### TASK GOAL
The listing must be reproduced in full, exactly as it stands.

### GIVEN INFORMATION
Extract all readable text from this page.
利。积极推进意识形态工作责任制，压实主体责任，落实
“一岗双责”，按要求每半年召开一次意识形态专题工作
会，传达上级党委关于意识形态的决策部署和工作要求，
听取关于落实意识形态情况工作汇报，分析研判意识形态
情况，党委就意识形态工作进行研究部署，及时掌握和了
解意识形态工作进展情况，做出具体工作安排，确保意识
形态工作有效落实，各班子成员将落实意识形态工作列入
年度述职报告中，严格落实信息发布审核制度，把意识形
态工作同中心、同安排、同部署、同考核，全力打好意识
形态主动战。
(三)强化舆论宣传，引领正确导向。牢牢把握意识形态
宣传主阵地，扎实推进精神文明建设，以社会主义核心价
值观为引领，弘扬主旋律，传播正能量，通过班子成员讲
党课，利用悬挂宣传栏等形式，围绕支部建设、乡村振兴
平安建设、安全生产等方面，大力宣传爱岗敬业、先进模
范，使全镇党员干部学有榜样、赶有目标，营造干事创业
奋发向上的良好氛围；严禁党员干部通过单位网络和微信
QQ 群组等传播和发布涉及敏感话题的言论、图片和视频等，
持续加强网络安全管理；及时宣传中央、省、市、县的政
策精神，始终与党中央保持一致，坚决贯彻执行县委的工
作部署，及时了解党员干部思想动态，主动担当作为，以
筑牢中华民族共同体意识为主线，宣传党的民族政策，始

### SOLUTION FOR THIS EXERCISE
Extract all readable text from this page.
利。积极推进意识形态工作责任制，压实主体责任，落实
“一岗双责”，按要求每半年召开一次意识形态专题工作
会，传达上级党委关于意识形态的决策部署和工作要求，
听取关于落实意识形态情况工作汇报，分析研判意识形态
情况，党委就意识形态工作进行研究部署，及时掌握和了
解意识形态工作进展情况，做出具体工作安排，确保意识
形态工作有效落实，各班子成员将落实意识形态工作列入
年度述职报告中，严格落实信息发布审核制度，把意识形
态工作同中心、同安排、同部署、同考核，全力打好意识
形态主动战。
(三)强化舆论宣传，引领正确导向。牢牢把握意识形态
宣传主阵地，扎实推进精神文明建设，以社会主义核心价
值观为引领，弘扬主旋律，传播正能量，通过班子成员讲
党课，利用悬挂宣传栏等形式，围绕支部建设、乡村振兴
平安建设、安全生产等方面，大力宣传爱岗敬业、先进模
范，使全镇党员干部学有榜样、赶有目标，营造干事创业
奋发向上的良好氛围；严禁党员干部通过单位网络和微信
QQ 群组等传播和发布涉及敏感话题的言论、图片和视频等，
持续加强网络安全管理；及时宣传中央、省、市、县的政
策精神，始终与党中央保持一致，坚决贯彻执行县委的工
作部署，及时了解党员干部思想动态，主动担当作为，以
筑牢中华民族共同体意识为主线，宣传党的民族政策，始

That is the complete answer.